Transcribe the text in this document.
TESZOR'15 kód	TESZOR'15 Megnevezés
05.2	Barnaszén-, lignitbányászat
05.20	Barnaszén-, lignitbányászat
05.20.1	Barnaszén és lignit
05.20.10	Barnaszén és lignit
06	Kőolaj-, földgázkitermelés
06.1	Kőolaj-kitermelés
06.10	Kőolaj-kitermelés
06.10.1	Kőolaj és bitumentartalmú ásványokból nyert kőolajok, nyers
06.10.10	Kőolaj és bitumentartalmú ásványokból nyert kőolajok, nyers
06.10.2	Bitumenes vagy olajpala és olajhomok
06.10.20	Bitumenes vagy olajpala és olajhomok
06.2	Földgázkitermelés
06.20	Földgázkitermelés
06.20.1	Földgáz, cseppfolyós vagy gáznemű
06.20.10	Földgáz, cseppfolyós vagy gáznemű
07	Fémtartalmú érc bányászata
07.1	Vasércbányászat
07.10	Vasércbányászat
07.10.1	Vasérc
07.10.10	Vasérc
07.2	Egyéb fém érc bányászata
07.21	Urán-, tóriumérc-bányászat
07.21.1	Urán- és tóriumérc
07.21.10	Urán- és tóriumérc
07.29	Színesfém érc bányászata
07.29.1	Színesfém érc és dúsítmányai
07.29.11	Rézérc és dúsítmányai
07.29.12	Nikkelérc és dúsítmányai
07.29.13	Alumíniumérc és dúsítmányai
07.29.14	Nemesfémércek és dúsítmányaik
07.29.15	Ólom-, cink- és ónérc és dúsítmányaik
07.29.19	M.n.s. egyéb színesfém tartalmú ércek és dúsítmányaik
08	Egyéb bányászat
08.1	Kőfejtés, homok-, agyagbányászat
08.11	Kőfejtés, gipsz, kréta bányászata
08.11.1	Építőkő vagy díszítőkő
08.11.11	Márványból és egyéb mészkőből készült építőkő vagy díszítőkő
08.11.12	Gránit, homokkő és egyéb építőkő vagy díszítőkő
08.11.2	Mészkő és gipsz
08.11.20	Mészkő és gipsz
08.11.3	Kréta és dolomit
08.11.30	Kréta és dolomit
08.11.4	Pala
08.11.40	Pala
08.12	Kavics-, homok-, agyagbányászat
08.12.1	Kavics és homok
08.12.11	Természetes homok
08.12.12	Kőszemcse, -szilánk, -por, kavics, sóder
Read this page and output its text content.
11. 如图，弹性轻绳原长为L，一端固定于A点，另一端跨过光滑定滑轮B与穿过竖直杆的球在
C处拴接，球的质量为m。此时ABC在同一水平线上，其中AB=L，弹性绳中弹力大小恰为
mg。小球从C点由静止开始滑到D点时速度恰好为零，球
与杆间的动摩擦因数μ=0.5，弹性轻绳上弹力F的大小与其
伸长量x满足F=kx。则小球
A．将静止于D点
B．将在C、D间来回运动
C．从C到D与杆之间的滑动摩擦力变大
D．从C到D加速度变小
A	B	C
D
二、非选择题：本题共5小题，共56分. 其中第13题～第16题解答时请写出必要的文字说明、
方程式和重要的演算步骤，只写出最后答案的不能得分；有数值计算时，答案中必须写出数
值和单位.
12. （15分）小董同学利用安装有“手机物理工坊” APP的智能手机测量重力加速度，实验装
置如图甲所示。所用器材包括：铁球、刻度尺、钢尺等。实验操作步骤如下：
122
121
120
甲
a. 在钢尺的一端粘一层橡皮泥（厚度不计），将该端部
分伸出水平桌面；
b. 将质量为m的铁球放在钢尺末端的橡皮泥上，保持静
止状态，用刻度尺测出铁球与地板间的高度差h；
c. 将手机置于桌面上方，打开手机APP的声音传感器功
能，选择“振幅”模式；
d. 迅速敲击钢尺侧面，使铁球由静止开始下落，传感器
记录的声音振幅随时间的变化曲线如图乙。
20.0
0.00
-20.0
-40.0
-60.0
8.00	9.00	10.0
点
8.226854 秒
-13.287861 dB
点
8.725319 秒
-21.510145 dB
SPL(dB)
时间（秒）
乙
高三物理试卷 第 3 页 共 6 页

* [TASK TO CARRY OUT] Repeat every entry exactly as written above.

* [RESPONSE FOR THIS EXERCISE]
Transcribe the text in this document.
TESZOR'15 kód	TESZOR'15 Megnevezés
05.2	Barnaszén-, lignitbányászat
05.20	Barnaszén-, lignitbányászat
05.20.1	Barnaszén és lignit
05.20.10	Barnaszén és lignit
06	Kőolaj-, földgázkitermelés
06.1	Kőolaj-kitermelés
06.10	Kőolaj-kitermelés
06.10.1	Kőolaj és bitumentartalmú ásványokból nyert kőolajok, nyers
06.10.10	Kőolaj és bitumentartalmú ásványokból nyert kőolajok, nyers
06.10.2	Bitumenes vagy olajpala és olajhomok
06.10.20	Bitumenes vagy olajpala és olajhomok
06.2	Földgázkitermelés
06.20	Földgázkitermelés
06.20.1	Földgáz, cseppfolyós vagy gáznemű
06.20.10	Földgáz, cseppfolyós vagy gáznemű
07	Fémtartalmú érc bányászata
07.1	Vasércbányászat
07.10	Vasércbányászat
07.10.1	Vasérc
07.10.10	Vasérc
07.2	Egyéb fém érc bányászata
07.21	Urán-, tóriumérc-bányászat
07.21.1	Urán- és tóriumérc
07.21.10	Urán- és tóriumérc
07.29	Színesfém érc bányászata
07.29.1	Színesfém érc és dúsítmányai
07.29.11	Rézérc és dúsítmányai
07.29.12	Nikkelérc és dúsítmányai
07.29.13	Alumíniumérc és dúsítmányai
07.29.14	Nemesfémércek és dúsítmányaik
07.29.15	Ólom-, cink- és ónérc és dúsítmányaik
07.29.19	M.n.s. egyéb színesfém tartalmú ércek és dúsítmányaik
08	Egyéb bányászat
08.1	Kőfejtés, homok-, agyagbányászat
08.11	Kőfejtés, gipsz, kréta bányászata
08.11.1	Építőkő vagy díszítőkő
08.11.11	Márványból és egyéb mészkőből készült építőkő vagy díszítőkő
08.11.12	Gránit, homokkő és egyéb építőkő vagy díszítőkő
08.11.2	Mészkő és gipsz
08.11.20	Mészkő és gipsz
08.11.3	Kréta és dolomit
08.11.30	Kréta és dolomit
08.11.4	Pala
08.11.40	Pala
08.12	Kavics-, homok-, agyagbányászat
08.12.1	Kavics és homok
08.12.11	Természetes homok
08.12.12	Kőszemcse, -szilánk, -por, kavics, sóder
Read this page and output its text content.
11. 如图，弹性轻绳原长为L，一端固定于A点，另一端跨过光滑定滑轮B与穿过竖直杆的球在
C处拴接，球的质量为m。此时ABC在同一水平线上，其中AB=L，弹性绳中弹力大小恰为
mg。小球从C点由静止开始滑到D点时速度恰好为零，球
与杆间的动摩擦因数μ=0.5，弹性轻绳上弹力F的大小与其
伸长量x满足F=kx。则小球
A．将静止于D点
B．将在C、D间来回运动
C．从C到D与杆之间的滑动摩擦力变大
D．从C到D加速度变小
A	B	C
D
二、非选择题：本题共5小题，共56分. 其中第13题～第16题解答时请写出必要的文字说明、
方程式和重要的演算步骤，只写出最后答案的不能得分；有数值计算时，答案中必须写出数
值和单位.
12. （15分）小董同学利用安装有“手机物理工坊” APP的智能手机测量重力加速度，实验装
置如图甲所示。所用器材包括：铁球、刻度尺、钢尺等。实验操作步骤如下：
122
121
120
甲
a. 在钢尺的一端粘一层橡皮泥（厚度不计），将该端部
分伸出水平桌面；
b. 将质量为m的铁球放在钢尺末端的橡皮泥上，保持静
止状态，用刻度尺测出铁球与地板间的高度差h；
c. 将手机置于桌面上方，打开手机APP的声音传感器功
能，选择“振幅”模式；
d. 迅速敲击钢尺侧面，使铁球由静止开始下落，传感器
记录的声音振幅随时间的变化曲线如图乙。
20.0
0.00
-20.0
-40.0
-60.0
8.00	9.00	10.0
点
8.226854 秒
-13.287861 dB
点
8.725319 秒
-21.510145 dB
SPL(dB)
时间（秒）
乙
高三物理试卷 第 3 页 共 6 页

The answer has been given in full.